• **Records for this task**:
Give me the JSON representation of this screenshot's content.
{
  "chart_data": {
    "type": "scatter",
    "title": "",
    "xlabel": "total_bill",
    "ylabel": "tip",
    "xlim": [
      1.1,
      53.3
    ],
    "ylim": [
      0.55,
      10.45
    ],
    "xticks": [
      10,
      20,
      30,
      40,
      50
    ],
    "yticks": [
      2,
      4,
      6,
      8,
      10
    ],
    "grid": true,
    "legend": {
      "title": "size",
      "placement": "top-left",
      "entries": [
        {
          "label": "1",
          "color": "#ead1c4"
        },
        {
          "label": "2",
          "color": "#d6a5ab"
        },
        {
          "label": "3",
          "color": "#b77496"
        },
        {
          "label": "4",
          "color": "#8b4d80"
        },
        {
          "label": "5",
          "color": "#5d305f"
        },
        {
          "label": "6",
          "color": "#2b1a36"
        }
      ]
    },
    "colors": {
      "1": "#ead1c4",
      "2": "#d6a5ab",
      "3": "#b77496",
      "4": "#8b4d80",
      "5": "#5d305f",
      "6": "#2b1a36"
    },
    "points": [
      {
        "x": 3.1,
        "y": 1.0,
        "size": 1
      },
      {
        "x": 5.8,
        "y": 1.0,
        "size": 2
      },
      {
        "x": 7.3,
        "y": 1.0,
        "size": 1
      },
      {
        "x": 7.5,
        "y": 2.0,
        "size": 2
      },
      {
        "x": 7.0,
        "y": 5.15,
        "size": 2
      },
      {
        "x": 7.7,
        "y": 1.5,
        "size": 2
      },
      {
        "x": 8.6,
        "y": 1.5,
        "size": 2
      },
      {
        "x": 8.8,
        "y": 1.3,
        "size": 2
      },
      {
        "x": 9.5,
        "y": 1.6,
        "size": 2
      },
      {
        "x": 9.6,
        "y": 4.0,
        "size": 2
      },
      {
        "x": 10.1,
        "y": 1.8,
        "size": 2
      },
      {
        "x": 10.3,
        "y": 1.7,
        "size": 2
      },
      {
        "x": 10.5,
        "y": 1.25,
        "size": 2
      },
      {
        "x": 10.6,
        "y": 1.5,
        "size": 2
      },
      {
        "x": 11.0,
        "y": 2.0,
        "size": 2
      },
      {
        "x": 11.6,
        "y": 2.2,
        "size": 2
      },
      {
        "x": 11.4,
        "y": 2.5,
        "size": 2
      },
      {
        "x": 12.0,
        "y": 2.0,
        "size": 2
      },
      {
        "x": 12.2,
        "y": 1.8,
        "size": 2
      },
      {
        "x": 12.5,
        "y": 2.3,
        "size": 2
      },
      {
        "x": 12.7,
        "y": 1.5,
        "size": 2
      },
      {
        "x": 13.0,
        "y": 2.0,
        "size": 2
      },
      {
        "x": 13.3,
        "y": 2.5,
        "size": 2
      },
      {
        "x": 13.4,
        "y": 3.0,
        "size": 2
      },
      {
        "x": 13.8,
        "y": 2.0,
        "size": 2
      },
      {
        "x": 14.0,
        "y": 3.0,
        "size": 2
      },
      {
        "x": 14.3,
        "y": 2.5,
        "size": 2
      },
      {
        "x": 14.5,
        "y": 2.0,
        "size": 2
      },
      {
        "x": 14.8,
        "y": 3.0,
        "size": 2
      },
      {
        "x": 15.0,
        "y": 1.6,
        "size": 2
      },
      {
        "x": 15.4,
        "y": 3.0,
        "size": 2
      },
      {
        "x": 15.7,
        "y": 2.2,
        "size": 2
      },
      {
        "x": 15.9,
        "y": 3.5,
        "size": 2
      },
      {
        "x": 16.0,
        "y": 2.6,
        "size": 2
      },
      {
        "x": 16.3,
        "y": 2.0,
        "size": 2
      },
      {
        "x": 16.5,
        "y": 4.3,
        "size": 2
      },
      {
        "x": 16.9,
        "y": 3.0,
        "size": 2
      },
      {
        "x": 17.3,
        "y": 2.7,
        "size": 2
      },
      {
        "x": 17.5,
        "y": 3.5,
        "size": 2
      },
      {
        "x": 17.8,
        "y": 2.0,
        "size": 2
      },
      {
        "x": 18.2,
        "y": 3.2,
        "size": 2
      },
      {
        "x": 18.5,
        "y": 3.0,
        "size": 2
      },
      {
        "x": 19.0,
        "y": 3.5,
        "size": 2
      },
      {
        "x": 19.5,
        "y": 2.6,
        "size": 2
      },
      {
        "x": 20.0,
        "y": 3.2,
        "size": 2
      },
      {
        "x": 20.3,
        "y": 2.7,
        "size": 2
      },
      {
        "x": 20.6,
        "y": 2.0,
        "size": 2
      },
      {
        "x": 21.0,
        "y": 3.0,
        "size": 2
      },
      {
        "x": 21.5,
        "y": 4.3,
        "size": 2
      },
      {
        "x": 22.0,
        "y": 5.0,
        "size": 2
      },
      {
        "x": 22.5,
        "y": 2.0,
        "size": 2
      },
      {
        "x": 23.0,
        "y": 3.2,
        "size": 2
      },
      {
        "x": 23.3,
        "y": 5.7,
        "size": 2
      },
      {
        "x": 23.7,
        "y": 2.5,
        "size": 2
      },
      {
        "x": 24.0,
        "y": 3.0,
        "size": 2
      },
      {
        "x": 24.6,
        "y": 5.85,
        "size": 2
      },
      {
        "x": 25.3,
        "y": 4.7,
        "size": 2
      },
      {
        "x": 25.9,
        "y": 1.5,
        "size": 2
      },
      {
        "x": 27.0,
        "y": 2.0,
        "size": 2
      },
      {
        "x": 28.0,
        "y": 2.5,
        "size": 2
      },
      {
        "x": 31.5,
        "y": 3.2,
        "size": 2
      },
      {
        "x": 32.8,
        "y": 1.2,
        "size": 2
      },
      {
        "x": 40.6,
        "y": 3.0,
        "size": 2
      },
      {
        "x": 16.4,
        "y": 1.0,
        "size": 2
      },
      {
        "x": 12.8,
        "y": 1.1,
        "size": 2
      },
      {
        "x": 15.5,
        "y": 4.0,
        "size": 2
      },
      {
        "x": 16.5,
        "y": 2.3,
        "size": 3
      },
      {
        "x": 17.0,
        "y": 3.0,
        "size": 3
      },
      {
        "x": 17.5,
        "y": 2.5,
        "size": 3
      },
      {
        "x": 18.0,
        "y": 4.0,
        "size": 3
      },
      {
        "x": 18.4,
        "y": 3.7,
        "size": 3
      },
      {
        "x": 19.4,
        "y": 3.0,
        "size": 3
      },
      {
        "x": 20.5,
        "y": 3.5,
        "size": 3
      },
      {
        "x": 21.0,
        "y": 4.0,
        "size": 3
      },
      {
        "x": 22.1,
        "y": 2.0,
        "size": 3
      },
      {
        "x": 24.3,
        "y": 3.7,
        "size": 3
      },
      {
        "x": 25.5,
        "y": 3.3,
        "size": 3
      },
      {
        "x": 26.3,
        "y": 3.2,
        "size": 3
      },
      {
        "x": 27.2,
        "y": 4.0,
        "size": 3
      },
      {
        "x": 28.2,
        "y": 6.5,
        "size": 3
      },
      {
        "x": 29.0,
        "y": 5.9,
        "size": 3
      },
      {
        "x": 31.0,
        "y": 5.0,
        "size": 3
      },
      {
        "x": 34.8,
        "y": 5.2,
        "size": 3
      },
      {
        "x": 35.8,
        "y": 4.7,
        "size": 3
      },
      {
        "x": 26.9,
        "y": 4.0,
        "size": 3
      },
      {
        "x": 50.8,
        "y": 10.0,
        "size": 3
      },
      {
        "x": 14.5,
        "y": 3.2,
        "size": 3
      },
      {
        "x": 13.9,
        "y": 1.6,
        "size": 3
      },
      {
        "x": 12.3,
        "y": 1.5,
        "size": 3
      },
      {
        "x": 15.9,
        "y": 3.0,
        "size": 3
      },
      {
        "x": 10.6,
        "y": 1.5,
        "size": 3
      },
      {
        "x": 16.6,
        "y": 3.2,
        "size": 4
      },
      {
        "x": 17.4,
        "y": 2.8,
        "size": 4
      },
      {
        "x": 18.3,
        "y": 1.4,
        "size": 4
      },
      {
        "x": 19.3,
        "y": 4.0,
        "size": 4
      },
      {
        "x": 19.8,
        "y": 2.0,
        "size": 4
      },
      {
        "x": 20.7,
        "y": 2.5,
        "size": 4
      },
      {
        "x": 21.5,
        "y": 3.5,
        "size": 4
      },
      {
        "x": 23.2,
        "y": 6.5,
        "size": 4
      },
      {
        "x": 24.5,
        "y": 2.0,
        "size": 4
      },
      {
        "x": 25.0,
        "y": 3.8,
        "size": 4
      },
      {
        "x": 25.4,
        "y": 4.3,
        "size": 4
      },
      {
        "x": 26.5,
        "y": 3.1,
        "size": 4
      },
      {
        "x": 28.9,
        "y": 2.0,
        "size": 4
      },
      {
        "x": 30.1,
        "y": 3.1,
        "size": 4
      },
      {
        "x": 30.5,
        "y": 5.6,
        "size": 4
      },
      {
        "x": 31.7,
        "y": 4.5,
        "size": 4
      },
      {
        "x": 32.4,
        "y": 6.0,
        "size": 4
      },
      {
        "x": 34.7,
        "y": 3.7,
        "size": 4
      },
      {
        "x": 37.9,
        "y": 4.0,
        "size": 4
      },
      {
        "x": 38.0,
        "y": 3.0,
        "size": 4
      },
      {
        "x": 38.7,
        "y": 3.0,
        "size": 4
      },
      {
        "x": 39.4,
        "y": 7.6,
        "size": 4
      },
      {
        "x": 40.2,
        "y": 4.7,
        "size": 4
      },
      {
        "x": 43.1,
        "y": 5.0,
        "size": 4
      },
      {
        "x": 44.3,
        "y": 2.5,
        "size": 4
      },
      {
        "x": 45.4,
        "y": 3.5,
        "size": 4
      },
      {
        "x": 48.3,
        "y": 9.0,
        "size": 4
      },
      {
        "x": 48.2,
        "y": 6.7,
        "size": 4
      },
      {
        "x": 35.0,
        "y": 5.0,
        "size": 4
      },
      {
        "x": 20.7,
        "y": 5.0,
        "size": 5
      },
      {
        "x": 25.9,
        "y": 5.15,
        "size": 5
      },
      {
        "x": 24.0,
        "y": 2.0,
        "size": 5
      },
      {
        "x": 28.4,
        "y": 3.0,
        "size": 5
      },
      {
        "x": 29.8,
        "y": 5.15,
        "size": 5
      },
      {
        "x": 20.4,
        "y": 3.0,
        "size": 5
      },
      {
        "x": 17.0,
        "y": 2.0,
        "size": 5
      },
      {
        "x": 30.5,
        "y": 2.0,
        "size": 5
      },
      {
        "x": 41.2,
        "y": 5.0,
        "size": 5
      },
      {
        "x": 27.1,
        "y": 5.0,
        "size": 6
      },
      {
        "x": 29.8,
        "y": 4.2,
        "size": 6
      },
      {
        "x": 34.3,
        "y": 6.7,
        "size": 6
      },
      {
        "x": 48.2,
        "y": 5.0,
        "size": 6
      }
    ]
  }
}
...
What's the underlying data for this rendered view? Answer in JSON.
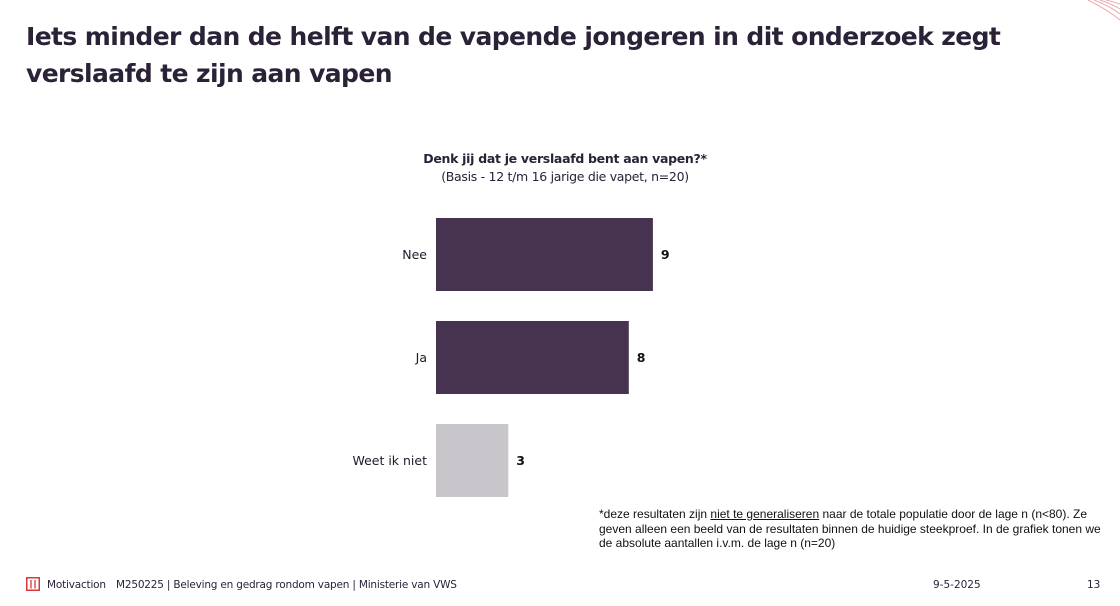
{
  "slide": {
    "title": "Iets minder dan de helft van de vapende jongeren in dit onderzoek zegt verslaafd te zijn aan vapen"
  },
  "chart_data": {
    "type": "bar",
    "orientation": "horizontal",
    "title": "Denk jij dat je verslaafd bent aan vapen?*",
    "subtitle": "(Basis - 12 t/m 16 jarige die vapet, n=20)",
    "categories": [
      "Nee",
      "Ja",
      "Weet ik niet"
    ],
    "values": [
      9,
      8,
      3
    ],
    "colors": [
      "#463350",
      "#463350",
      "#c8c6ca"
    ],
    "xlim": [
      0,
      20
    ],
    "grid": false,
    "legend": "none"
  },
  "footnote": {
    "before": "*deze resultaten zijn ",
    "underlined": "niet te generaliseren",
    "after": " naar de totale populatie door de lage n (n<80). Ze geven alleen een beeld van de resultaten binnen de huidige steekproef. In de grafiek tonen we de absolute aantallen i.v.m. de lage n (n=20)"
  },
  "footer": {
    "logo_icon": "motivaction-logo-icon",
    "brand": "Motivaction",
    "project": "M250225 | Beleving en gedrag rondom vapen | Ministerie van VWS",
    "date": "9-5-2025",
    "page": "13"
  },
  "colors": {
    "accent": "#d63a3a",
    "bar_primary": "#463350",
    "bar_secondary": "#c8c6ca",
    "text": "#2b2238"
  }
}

• **Problem to work on**: Give only a number: how many lines of the data hold the string "vapen"?

• **Written reply**: 3